The exercise:
Give every line below again, exactly.

#####

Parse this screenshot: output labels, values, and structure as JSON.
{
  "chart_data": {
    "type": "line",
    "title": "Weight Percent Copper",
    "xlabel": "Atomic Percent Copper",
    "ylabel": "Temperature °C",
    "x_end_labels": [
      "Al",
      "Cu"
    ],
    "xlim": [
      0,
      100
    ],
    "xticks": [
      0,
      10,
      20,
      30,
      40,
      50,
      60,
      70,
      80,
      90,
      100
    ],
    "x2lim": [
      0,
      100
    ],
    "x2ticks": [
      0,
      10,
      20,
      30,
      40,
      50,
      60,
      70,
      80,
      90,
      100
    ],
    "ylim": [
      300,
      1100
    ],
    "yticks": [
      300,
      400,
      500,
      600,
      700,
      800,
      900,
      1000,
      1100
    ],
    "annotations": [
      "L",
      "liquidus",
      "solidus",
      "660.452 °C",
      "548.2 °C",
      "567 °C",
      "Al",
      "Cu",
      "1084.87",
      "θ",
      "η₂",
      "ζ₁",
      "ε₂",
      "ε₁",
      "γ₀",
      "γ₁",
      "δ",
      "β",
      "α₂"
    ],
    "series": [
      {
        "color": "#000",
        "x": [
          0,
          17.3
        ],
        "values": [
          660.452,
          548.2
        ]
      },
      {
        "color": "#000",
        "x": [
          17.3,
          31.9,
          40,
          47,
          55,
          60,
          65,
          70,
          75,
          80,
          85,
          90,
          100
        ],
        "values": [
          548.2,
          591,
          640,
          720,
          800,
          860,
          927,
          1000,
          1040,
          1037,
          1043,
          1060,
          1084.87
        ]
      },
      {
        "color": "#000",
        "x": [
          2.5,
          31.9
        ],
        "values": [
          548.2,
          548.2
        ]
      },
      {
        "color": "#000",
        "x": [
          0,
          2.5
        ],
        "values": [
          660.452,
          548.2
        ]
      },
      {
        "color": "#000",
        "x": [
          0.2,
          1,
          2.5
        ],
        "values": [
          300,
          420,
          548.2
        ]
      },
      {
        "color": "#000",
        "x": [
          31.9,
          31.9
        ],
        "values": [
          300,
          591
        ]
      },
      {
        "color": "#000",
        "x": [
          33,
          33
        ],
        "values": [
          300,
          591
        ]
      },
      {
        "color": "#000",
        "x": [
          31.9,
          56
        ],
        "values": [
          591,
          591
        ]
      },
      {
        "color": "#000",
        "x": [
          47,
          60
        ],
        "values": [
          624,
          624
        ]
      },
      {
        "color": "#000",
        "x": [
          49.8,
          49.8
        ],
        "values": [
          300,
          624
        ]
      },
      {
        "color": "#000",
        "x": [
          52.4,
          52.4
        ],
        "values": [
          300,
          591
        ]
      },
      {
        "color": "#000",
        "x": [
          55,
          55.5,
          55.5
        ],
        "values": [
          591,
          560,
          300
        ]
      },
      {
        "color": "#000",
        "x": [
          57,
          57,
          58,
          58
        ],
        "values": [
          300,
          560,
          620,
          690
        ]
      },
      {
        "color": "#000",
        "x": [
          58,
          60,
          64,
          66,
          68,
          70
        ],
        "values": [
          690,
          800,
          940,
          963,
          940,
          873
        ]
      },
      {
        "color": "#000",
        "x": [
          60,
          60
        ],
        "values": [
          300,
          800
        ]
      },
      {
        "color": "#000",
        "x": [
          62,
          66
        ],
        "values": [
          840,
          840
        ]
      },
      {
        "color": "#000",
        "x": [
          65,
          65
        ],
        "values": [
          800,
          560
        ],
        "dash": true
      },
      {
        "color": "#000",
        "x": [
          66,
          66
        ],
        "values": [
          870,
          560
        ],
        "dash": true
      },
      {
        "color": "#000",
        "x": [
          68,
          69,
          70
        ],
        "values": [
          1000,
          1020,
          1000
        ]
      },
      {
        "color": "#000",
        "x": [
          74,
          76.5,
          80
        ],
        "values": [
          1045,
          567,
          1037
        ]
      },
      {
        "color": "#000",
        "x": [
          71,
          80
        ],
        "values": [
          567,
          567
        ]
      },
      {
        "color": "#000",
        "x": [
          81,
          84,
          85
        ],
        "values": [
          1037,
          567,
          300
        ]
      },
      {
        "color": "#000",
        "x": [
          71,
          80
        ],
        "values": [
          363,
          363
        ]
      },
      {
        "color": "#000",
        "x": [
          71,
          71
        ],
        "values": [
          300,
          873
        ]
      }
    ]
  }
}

#####

Answer to the problem:
Parse this screenshot: output labels, values, and structure as JSON.
{
  "chart_data": {
    "type": "line",
    "title": "Weight Percent Copper",
    "xlabel": "Atomic Percent Copper",
    "ylabel": "Temperature °C",
    "x_end_labels": [
      "Al",
      "Cu"
    ],
    "xlim": [
      0,
      100
    ],
    "xticks": [
      0,
      10,
      20,
      30,
      40,
      50,
      60,
      70,
      80,
      90,
      100
    ],
    "x2lim": [
      0,
      100
    ],
    "x2ticks": [
      0,
      10,
      20,
      30,
      40,
      50,
      60,
      70,
      80,
      90,
      100
    ],
    "ylim": [
      300,
      1100
    ],
    "yticks": [
      300,
      400,
      500,
      600,
      700,
      800,
      900,
      1000,
      1100
    ],
    "annotations": [
      "L",
      "liquidus",
      "solidus",
      "660.452 °C",
      "548.2 °C",
      "567 °C",
      "Al",
      "Cu",
      "1084.87",
      "θ",
      "η₂",
      "ζ₁",
      "ε₂",
      "ε₁",
      "γ₀",
      "γ₁",
      "δ",
      "β",
      "α₂"
    ],
    "series": [
      {
        "color": "#000",
        "x": [
          0,
          17.3
        ],
        "values": [
          660.452,
          548.2
        ]
      },
      {
        "color": "#000",
        "x": [
          17.3,
          31.9,
          40,
          47,
          55,
          60,
          65,
          70,
          75,
          80,
          85,
          90,
          100
        ],
        "values": [
          548.2,
          591,
          640,
          720,
          800,
          860,
          927,
          1000,
          1040,
          1037,
          1043,
          1060,
          1084.87
        ]
      },
      {
        "color": "#000",
        "x": [
          2.5,
          31.9
        ],
        "values": [
          548.2,
          548.2
        ]
      },
      {
        "color": "#000",
        "x": [
          0,
          2.5
        ],
        "values": [
          660.452,
          548.2
        ]
      },
      {
        "color": "#000",
        "x": [
          0.2,
          1,
          2.5
        ],
        "values": [
          300,
          420,
          548.2
        ]
      },
      {
        "color": "#000",
        "x": [
          31.9,
          31.9
        ],
        "values": [
          300,
          591
        ]
      },
      {
        "color": "#000",
        "x": [
          33,
          33
        ],
        "values": [
          300,
          591
        ]
      },
      {
        "color": "#000",
        "x": [
          31.9,
          56
        ],
        "values": [
          591,
          591
        ]
      },
      {
        "color": "#000",
        "x": [
          47,
          60
        ],
        "values": [
          624,
          624
        ]
      },
      {
        "color": "#000",
        "x": [
          49.8,
          49.8
        ],
        "values": [
          300,
          624
        ]
      },
      {
        "color": "#000",
        "x": [
          52.4,
          52.4
        ],
        "values": [
          300,
          591
        ]
      },
      {
        "color": "#000",
        "x": [
          55,
          55.5,
          55.5
        ],
        "values": [
          591,
          560,
          300
        ]
      },
      {
        "color": "#000",
        "x": [
          57,
          57,
          58,
          58
        ],
        "values": [
          300,
          560,
          620,
          690
        ]
      },
      {
        "color": "#000",
        "x": [
          58,
          60,
          64,
          66,
          68,
          70
        ],
        "values": [
          690,
          800,
          940,
          963,
          940,
          873
        ]
      },
      {
        "color": "#000",
        "x": [
          60,
          60
        ],
        "values": [
          300,
          800
        ]
      },
      {
        "color": "#000",
        "x": [
          62,
          66
        ],
        "values": [
          840,
          840
        ]
      },
      {
        "color": "#000",
        "x": [
          65,
          65
        ],
        "values": [
          800,
          560
        ],
        "dash": true
      },
      {
        "color": "#000",
        "x": [
          66,
          66
        ],
        "values": [
          870,
          560
        ],
        "dash": true
      },
      {
        "color": "#000",
        "x": [
          68,
          69,
          70
        ],
        "values": [
          1000,
          1020,
          1000
        ]
      },
      {
        "color": "#000",
        "x": [
          74,
          76.5,
          80
        ],
        "values": [
          1045,
          567,
          1037
        ]
      },
      {
        "color": "#000",
        "x": [
          71,
          80
        ],
        "values": [
          567,
          567
        ]
      },
      {
        "color": "#000",
        "x": [
          81,
          84,
          85
        ],
        "values": [
          1037,
          567,
          300
        ]
      },
      {
        "color": "#000",
        "x": [
          71,
          80
        ],
        "values": [
          363,
          363
        ]
      },
      {
        "color": "#000",
        "x": [
          71,
          71
        ],
        "values": [
          300,
          873
        ]
      }
    ]
  }
}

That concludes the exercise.